**Set problem:** How many of the lines below contain the string "axis"? Case counts. Reply with the number alone.

Collection entries
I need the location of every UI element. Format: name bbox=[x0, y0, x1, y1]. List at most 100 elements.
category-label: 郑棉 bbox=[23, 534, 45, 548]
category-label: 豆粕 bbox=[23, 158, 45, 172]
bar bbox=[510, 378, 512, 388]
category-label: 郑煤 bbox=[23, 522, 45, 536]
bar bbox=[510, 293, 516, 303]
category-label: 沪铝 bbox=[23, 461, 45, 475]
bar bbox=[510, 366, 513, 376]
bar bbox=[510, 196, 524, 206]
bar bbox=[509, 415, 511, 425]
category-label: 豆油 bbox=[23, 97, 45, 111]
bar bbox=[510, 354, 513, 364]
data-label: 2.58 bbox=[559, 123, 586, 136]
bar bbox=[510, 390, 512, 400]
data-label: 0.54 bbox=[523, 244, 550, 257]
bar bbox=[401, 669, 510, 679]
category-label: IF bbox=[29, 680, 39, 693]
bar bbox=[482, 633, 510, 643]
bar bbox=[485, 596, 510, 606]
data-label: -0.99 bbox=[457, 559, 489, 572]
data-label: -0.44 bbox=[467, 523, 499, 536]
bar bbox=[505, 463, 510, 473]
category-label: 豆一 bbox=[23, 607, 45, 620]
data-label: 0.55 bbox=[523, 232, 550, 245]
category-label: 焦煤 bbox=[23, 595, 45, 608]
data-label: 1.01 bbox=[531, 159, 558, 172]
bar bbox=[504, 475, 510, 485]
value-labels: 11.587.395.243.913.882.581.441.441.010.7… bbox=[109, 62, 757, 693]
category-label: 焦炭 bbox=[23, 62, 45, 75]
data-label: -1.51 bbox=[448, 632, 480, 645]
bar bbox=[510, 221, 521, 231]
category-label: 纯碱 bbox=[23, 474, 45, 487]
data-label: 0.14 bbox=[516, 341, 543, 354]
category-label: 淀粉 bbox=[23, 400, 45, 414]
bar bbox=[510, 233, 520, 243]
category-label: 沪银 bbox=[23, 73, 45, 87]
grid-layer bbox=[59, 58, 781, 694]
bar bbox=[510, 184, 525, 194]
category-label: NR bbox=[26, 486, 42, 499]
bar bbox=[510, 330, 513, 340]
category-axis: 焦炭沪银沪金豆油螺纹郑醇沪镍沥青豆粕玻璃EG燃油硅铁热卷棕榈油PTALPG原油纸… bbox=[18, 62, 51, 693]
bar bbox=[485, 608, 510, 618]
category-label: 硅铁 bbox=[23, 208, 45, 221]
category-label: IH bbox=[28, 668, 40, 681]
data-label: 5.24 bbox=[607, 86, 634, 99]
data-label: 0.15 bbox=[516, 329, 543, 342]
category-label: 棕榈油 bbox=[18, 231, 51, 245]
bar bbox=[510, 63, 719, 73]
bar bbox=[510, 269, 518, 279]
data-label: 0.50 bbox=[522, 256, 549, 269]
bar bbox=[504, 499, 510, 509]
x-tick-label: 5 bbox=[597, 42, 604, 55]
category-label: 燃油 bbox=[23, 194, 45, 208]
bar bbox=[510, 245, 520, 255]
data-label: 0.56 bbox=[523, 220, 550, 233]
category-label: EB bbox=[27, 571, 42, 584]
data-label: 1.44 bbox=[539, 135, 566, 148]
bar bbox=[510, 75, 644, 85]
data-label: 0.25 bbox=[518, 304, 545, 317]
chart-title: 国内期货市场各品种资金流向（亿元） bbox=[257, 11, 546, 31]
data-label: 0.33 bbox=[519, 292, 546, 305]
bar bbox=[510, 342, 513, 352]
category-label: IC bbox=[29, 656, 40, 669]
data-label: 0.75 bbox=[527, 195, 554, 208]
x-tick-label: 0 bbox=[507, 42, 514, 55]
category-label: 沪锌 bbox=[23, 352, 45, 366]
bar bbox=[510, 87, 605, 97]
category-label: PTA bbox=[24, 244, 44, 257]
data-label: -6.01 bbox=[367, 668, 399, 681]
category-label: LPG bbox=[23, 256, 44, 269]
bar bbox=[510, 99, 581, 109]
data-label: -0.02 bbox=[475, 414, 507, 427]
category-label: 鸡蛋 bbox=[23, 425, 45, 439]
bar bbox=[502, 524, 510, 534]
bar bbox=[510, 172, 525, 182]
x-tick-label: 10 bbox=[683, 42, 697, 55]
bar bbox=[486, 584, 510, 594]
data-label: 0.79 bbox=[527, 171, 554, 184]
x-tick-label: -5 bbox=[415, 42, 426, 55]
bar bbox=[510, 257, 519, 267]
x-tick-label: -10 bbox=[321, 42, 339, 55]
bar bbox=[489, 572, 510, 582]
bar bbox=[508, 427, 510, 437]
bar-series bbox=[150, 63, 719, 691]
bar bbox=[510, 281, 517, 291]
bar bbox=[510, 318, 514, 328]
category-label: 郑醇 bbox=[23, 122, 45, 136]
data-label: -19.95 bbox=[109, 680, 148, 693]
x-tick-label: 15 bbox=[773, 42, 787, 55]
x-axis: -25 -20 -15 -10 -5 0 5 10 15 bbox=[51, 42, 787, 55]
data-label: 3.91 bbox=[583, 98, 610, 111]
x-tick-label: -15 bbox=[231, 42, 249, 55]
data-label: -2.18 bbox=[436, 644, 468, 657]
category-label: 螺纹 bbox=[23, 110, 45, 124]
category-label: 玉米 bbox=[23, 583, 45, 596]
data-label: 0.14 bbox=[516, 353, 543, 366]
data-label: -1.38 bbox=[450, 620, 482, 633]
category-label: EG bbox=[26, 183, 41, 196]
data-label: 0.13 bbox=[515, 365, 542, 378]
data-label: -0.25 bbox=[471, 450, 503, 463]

**Output of the exercise:** 2